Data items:
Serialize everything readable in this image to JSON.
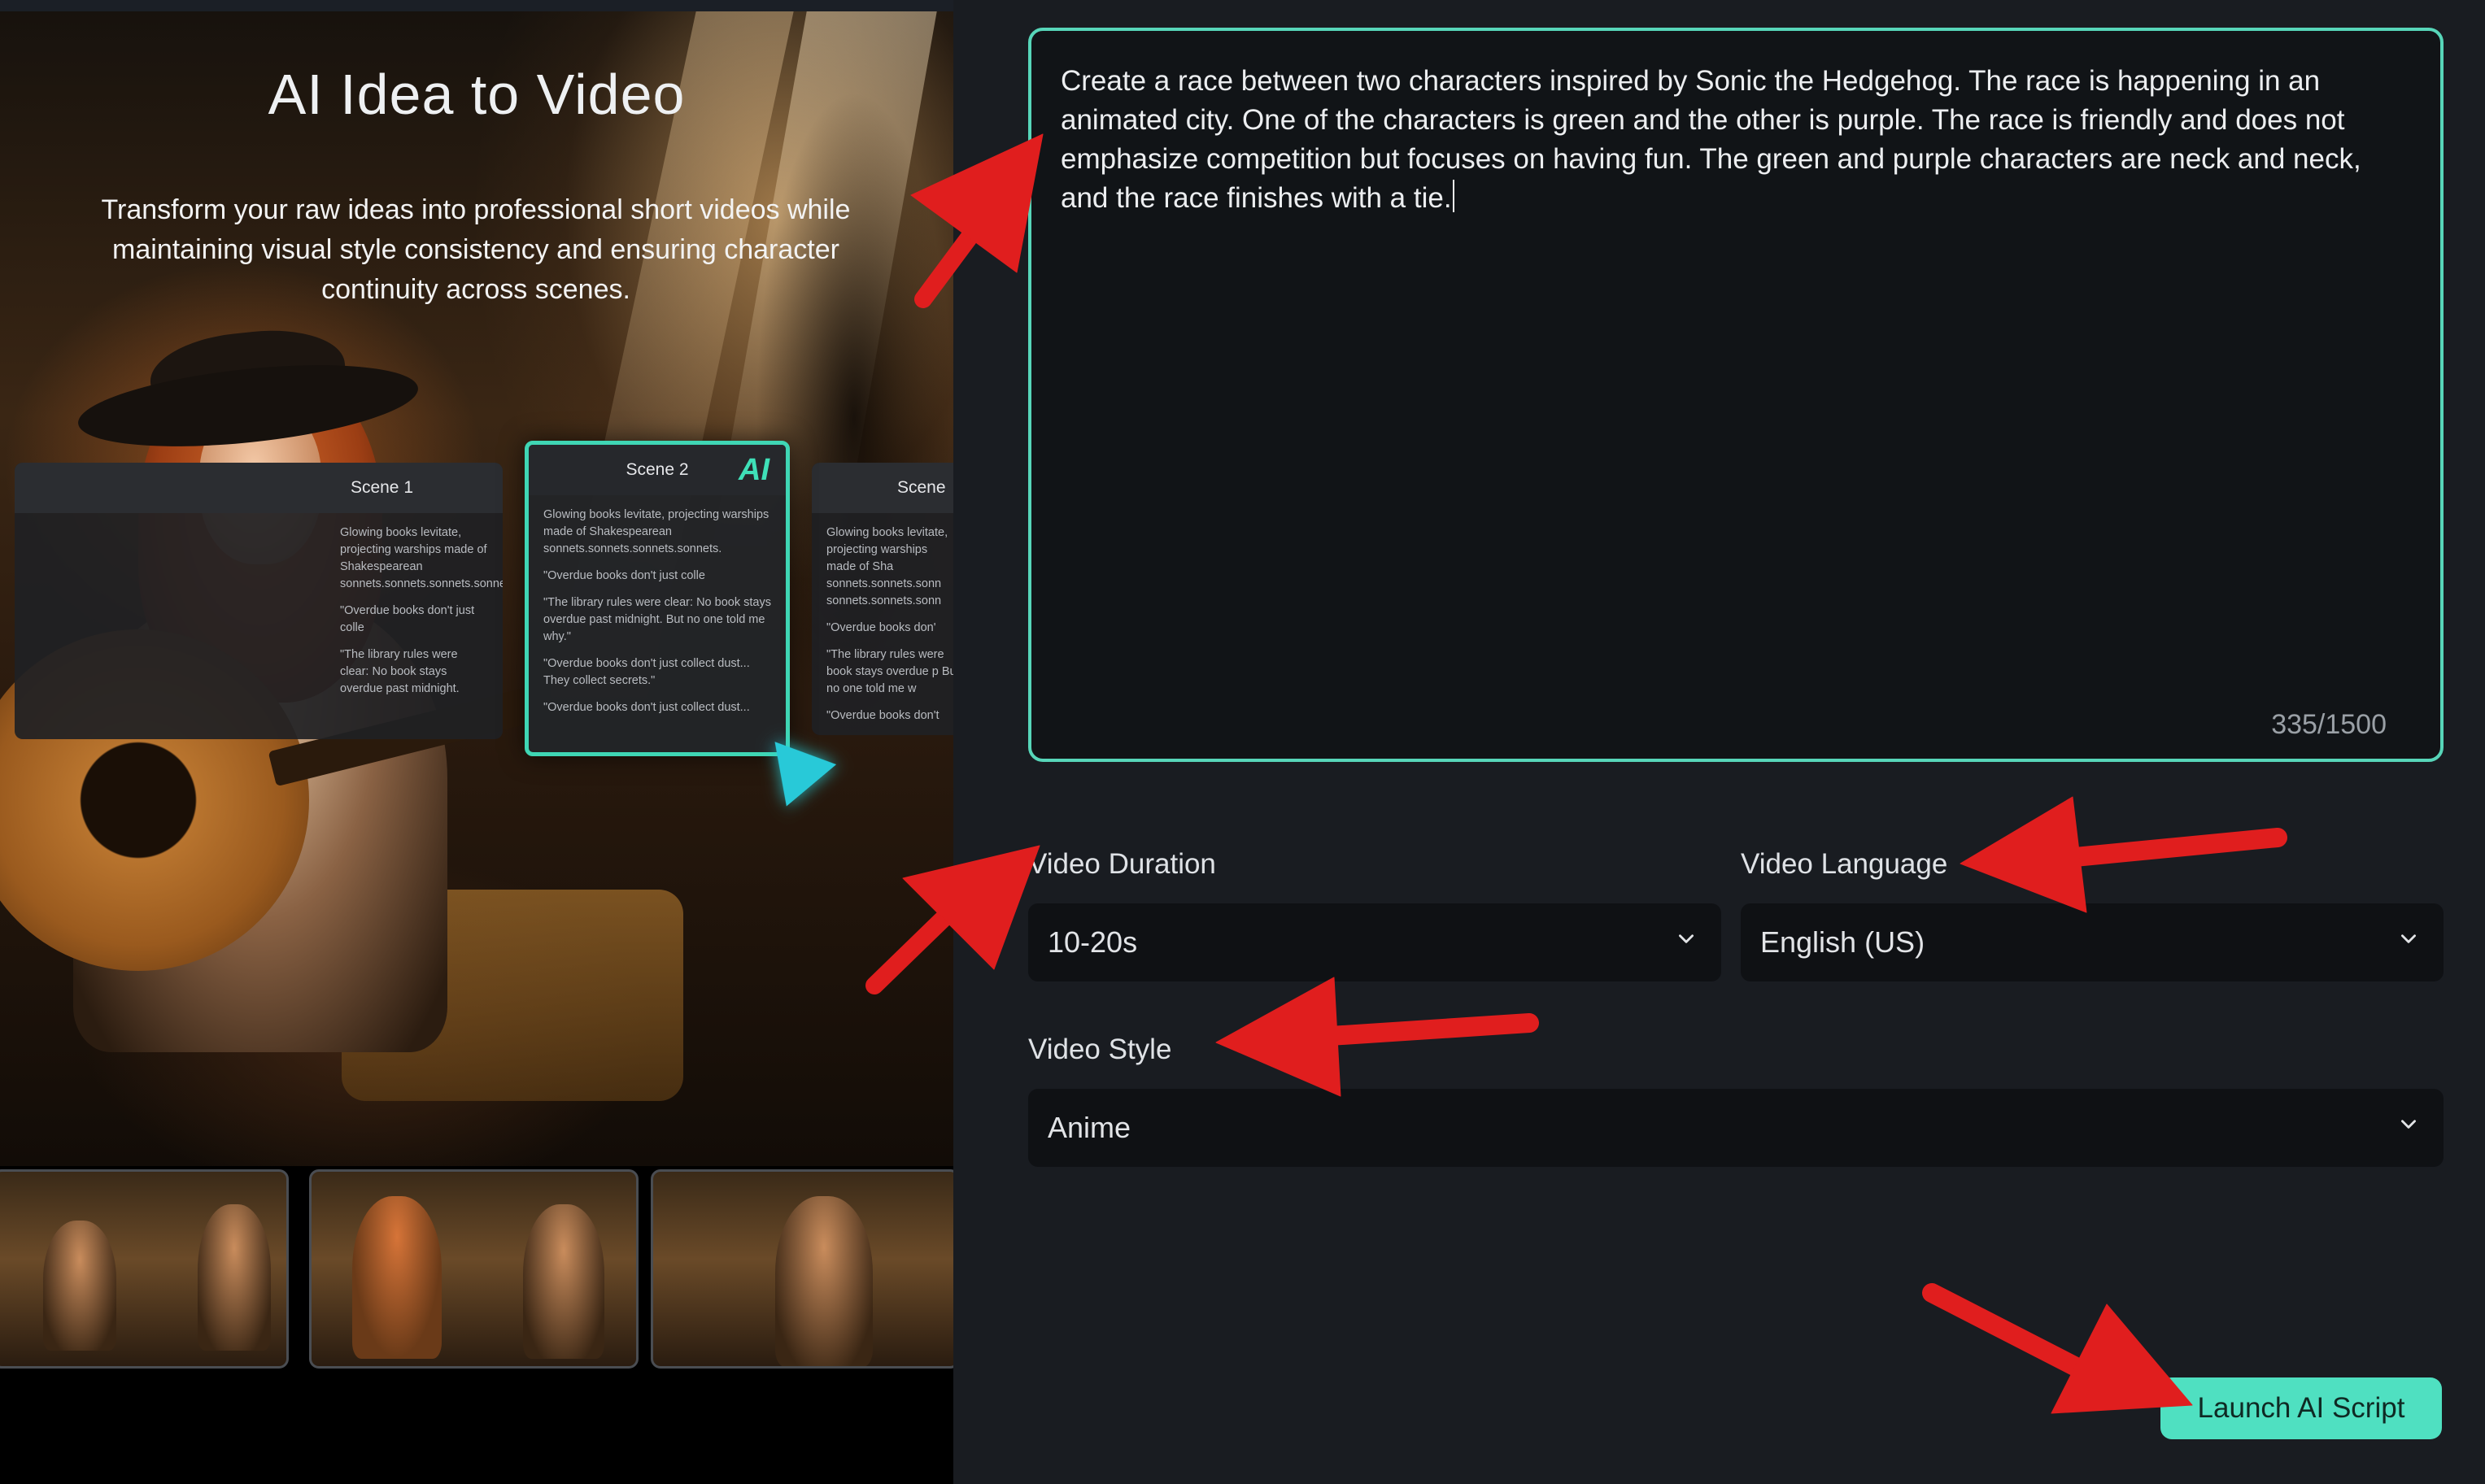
{
  "promo": {
    "title": "AI Idea to Video",
    "subtitle": "Transform your raw ideas into professional short videos while maintaining visual style consistency and ensuring character continuity across scenes.",
    "cards": {
      "left": {
        "title": "Scene 1",
        "lines": [
          "Glowing books levitate, projecting warships made of Shakespearean sonnets.sonnets.sonnets.sonnets.",
          "\"Overdue books don't just colle",
          "\"The library rules were clear: No book stays overdue past midnight."
        ]
      },
      "main": {
        "title": "Scene 2",
        "badge": "AI",
        "lines": [
          "Glowing books levitate, projecting warships made of Shakespearean sonnets.sonnets.sonnets.sonnets.",
          "\"Overdue books don't just colle",
          "\"The library rules were clear: No book stays overdue past midnight. But no one told me why.\"",
          "\"Overdue books don't just collect dust... They collect secrets.\"",
          "\"Overdue books don't just collect dust..."
        ]
      },
      "right": {
        "title": "Scene",
        "lines": [
          "Glowing books levitate, projecting warships made of Sha sonnets.sonnets.sonn sonnets.sonnets.sonn",
          "\"Overdue books don'",
          "\"The library rules were book stays overdue p But no one told me w",
          "\"Overdue books don't"
        ]
      }
    }
  },
  "form": {
    "prompt": {
      "text": "Create a race between two characters inspired by Sonic the Hedgehog. The race is happening in an animated city. One of the characters is green and the other is purple. The race is friendly and does not emphasize competition but focuses on having fun. The green and purple characters are neck and neck, and the race finishes with a tie.",
      "counter": "335/1500"
    },
    "duration": {
      "label": "Video Duration",
      "value": "10-20s"
    },
    "language": {
      "label": "Video Language",
      "value": "English (US)"
    },
    "style": {
      "label": "Video Style",
      "value": "Anime"
    },
    "launch_label": "Launch AI Script"
  },
  "colors": {
    "accent": "#4fe0c1",
    "panel_bg": "#191c21",
    "field_bg": "#0f1114",
    "arrow_red": "#e01e1e"
  }
}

» **Instructions for the task**:
Leave out the pictures and copy every record above exactly.

» **Complete output**:
Serialize everything readable in this image to JSON.
{
  "promo": {
    "title": "AI Idea to Video",
    "subtitle": "Transform your raw ideas into professional short videos while maintaining visual style consistency and ensuring character continuity across scenes.",
    "cards": {
      "left": {
        "title": "Scene 1",
        "lines": [
          "Glowing books levitate, projecting warships made of Shakespearean sonnets.sonnets.sonnets.sonnets.",
          "\"Overdue books don't just colle",
          "\"The library rules were clear: No book stays overdue past midnight."
        ]
      },
      "main": {
        "title": "Scene 2",
        "badge": "AI",
        "lines": [
          "Glowing books levitate, projecting warships made of Shakespearean sonnets.sonnets.sonnets.sonnets.",
          "\"Overdue books don't just colle",
          "\"The library rules were clear: No book stays overdue past midnight. But no one told me why.\"",
          "\"Overdue books don't just collect dust... They collect secrets.\"",
          "\"Overdue books don't just collect dust..."
        ]
      },
      "right": {
        "title": "Scene",
        "lines": [
          "Glowing books levitate, projecting warships made of Sha sonnets.sonnets.sonn sonnets.sonnets.sonn",
          "\"Overdue books don'",
          "\"The library rules were book stays overdue p But no one told me w",
          "\"Overdue books don't"
        ]
      }
    }
  },
  "form": {
    "prompt": {
      "text": "Create a race between two characters inspired by Sonic the Hedgehog. The race is happening in an animated city. One of the characters is green and the other is purple. The race is friendly and does not emphasize competition but focuses on having fun. The green and purple characters are neck and neck, and the race finishes with a tie.",
      "counter": "335/1500"
    },
    "duration": {
      "label": "Video Duration",
      "value": "10-20s"
    },
    "language": {
      "label": "Video Language",
      "value": "English (US)"
    },
    "style": {
      "label": "Video Style",
      "value": "Anime"
    },
    "launch_label": "Launch AI Script"
  },
  "colors": {
    "accent": "#4fe0c1",
    "panel_bg": "#191c21",
    "field_bg": "#0f1114",
    "arrow_red": "#e01e1e"
  }
}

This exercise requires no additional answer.